• [Instructions for the task]
Find "Serialize everything readable" in the data, then restate the line it sits in and every later line word for word, ending with the last line.
** START Data supplied **
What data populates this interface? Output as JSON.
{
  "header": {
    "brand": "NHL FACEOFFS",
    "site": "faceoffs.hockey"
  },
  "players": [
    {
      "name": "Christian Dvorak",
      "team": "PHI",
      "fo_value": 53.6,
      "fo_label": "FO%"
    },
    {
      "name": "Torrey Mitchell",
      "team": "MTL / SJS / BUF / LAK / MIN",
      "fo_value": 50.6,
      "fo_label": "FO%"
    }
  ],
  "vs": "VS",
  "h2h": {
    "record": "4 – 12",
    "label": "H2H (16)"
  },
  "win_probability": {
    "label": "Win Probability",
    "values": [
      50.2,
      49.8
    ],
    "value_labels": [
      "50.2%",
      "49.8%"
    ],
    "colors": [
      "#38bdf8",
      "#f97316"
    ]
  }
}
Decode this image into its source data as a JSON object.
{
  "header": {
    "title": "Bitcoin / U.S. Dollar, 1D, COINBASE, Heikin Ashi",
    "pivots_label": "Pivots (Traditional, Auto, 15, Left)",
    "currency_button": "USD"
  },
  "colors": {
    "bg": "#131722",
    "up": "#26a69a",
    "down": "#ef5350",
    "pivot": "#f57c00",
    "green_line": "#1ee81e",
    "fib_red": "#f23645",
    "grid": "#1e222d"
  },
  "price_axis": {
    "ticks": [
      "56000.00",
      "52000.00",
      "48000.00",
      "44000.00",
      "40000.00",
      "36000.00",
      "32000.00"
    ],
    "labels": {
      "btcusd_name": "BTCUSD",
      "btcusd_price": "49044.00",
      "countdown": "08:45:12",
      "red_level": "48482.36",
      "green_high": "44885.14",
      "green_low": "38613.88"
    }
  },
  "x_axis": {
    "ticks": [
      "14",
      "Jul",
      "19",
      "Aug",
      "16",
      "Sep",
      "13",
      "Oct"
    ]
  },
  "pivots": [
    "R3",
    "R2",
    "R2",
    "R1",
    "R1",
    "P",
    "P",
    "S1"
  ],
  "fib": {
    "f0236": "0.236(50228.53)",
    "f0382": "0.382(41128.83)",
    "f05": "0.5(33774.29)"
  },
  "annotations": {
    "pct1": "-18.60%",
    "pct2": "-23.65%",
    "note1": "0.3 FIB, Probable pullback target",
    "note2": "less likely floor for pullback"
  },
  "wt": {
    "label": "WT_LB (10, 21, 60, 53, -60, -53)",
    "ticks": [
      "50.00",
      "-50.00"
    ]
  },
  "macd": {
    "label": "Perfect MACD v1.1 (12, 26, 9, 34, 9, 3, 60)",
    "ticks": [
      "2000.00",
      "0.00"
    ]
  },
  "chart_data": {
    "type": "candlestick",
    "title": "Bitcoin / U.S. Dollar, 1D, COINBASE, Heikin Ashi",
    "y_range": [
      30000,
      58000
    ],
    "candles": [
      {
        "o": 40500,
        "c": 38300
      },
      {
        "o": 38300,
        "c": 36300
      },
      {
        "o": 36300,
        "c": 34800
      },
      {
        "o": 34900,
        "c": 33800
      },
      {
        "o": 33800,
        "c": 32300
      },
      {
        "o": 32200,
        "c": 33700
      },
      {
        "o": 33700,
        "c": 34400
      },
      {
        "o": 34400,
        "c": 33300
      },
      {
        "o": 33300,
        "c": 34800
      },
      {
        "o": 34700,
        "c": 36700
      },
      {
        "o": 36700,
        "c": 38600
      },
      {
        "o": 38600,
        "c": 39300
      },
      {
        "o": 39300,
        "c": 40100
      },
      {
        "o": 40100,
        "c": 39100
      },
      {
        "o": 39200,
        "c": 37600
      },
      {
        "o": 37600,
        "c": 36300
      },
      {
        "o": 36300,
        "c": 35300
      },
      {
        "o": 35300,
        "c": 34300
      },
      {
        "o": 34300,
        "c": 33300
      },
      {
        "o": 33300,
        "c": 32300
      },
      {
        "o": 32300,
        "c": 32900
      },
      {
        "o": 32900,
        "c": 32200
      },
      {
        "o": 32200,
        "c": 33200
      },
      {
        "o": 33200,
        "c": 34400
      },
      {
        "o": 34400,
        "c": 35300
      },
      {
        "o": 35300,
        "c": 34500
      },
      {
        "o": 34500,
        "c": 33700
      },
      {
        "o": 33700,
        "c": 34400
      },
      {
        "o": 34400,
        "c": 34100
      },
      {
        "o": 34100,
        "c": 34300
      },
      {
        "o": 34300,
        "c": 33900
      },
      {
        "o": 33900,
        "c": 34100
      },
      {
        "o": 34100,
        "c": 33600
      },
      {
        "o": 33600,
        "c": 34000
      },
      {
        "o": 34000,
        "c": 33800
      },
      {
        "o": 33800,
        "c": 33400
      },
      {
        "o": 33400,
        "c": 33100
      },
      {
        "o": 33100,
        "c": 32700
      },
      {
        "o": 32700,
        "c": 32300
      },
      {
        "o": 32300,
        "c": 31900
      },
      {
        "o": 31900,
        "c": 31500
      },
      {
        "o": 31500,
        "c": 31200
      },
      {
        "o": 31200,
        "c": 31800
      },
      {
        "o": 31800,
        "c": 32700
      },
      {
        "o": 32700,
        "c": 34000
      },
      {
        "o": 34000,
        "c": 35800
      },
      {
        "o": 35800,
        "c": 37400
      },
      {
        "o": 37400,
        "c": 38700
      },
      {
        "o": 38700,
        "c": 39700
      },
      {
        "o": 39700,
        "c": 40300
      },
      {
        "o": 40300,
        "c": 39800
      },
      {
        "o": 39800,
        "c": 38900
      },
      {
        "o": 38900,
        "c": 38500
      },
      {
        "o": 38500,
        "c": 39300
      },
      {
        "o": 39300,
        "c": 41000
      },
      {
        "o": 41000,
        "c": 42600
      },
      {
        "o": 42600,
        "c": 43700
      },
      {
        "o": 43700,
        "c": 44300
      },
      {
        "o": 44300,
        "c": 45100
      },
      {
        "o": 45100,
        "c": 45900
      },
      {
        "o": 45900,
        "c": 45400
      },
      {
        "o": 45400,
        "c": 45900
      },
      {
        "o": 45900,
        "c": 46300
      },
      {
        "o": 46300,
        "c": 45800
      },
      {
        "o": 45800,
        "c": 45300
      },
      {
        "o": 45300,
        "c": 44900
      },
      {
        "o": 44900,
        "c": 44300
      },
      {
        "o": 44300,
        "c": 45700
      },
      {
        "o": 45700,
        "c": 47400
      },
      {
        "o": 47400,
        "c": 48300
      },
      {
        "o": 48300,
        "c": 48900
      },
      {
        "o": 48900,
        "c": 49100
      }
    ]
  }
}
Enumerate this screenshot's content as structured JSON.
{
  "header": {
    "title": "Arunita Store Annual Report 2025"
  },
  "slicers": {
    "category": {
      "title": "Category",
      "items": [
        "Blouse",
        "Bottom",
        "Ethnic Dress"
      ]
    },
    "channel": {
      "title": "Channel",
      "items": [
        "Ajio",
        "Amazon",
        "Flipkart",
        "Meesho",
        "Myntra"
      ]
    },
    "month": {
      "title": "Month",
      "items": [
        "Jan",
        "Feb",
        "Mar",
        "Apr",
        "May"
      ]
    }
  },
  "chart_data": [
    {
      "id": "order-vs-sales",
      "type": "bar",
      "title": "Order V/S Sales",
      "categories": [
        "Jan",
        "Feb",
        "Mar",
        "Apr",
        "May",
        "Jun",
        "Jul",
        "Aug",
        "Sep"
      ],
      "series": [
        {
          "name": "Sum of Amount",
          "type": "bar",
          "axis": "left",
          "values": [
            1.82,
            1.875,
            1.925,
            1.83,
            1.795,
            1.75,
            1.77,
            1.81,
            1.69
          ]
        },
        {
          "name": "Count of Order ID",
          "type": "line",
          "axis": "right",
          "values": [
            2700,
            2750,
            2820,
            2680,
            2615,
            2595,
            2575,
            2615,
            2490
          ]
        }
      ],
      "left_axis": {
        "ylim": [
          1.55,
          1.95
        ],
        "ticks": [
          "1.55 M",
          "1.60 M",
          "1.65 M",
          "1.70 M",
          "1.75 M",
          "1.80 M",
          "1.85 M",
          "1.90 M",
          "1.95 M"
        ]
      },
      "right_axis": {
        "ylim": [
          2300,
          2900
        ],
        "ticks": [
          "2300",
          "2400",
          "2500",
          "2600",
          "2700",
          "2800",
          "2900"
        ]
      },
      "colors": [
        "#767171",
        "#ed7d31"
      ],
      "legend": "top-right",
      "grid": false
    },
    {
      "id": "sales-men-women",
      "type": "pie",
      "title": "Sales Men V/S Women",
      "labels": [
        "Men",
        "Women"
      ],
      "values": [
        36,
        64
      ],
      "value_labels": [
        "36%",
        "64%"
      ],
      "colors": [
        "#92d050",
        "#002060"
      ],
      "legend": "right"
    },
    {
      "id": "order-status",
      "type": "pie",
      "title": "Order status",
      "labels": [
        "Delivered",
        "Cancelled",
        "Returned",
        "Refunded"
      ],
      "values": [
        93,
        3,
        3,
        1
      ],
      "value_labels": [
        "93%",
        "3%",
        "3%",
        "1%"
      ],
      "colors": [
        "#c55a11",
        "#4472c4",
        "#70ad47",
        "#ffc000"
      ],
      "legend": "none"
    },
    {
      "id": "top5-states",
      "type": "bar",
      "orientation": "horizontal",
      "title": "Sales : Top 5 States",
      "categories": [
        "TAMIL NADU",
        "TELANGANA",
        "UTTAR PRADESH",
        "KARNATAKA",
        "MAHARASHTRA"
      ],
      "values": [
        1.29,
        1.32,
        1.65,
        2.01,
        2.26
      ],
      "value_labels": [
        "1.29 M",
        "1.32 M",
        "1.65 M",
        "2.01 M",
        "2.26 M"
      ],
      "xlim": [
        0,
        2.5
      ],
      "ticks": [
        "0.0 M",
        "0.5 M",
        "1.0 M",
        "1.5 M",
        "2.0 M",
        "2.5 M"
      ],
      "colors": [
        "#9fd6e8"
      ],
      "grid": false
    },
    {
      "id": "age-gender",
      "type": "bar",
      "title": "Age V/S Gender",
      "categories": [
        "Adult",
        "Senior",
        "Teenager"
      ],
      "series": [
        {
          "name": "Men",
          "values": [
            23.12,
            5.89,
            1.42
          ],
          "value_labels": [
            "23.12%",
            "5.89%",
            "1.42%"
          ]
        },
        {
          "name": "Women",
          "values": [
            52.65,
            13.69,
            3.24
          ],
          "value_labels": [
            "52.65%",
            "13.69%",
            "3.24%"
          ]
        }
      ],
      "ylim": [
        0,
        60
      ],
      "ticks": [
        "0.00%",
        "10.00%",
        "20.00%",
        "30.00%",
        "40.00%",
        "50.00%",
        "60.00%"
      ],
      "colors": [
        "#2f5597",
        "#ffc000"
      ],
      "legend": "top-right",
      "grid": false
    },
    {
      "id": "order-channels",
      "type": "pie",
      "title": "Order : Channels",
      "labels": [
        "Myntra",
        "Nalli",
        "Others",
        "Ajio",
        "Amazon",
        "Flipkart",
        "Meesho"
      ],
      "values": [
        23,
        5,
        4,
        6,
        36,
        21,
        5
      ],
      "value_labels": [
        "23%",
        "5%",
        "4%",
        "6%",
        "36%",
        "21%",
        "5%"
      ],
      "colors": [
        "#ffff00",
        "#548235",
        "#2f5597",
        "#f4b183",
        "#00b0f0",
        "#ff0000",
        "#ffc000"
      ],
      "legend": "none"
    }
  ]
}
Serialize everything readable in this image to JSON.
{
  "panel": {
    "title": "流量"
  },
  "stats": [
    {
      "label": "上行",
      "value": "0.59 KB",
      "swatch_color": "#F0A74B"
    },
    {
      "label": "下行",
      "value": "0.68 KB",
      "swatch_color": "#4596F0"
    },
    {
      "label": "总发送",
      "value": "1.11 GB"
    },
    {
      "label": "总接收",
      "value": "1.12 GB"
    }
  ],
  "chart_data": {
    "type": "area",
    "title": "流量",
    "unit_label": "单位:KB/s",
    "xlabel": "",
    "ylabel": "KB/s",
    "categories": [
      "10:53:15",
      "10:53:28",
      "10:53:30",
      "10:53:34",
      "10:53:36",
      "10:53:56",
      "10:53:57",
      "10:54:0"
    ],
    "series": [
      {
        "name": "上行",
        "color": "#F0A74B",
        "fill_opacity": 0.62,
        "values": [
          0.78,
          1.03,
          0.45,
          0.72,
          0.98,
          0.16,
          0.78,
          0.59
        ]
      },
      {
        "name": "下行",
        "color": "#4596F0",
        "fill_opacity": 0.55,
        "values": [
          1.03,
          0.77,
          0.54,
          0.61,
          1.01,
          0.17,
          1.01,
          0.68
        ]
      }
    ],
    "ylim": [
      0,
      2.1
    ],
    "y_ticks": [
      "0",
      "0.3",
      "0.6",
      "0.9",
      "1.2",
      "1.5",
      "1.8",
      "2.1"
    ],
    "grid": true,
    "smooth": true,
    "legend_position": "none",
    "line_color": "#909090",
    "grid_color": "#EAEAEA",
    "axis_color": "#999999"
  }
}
** END Data supplied **
• [Answer to the task]
Serialize everything readable in this image to JSON.
{
  "panel": {
    "title": "流量"
  },
  "stats": [
    {
      "label": "上行",
      "value": "0.59 KB",
      "swatch_color": "#F0A74B"
    },
    {
      "label": "下行",
      "value": "0.68 KB",
      "swatch_color": "#4596F0"
    },
    {
      "label": "总发送",
      "value": "1.11 GB"
    },
    {
      "label": "总接收",
      "value": "1.12 GB"
    }
  ],
  "chart_data": {
    "type": "area",
    "title": "流量",
    "unit_label": "单位:KB/s",
    "xlabel": "",
    "ylabel": "KB/s",
    "categories": [
      "10:53:15",
      "10:53:28",
      "10:53:30",
      "10:53:34",
      "10:53:36",
      "10:53:56",
      "10:53:57",
      "10:54:0"
    ],
    "series": [
      {
        "name": "上行",
        "color": "#F0A74B",
        "fill_opacity": 0.62,
        "values": [
          0.78,
          1.03,
          0.45,
          0.72,
          0.98,
          0.16,
          0.78,
          0.59
        ]
      },
      {
        "name": "下行",
        "color": "#4596F0",
        "fill_opacity": 0.55,
        "values": [
          1.03,
          0.77,
          0.54,
          0.61,
          1.01,
          0.17,
          1.01,
          0.68
        ]
      }
    ],
    "ylim": [
      0,
      2.1
    ],
    "y_ticks": [
      "0",
      "0.3",
      "0.6",
      "0.9",
      "1.2",
      "1.5",
      "1.8",
      "2.1"
    ],
    "grid": true,
    "smooth": true,
    "legend_position": "none",
    "line_color": "#909090",
    "grid_color": "#EAEAEA",
    "axis_color": "#999999"
  }
}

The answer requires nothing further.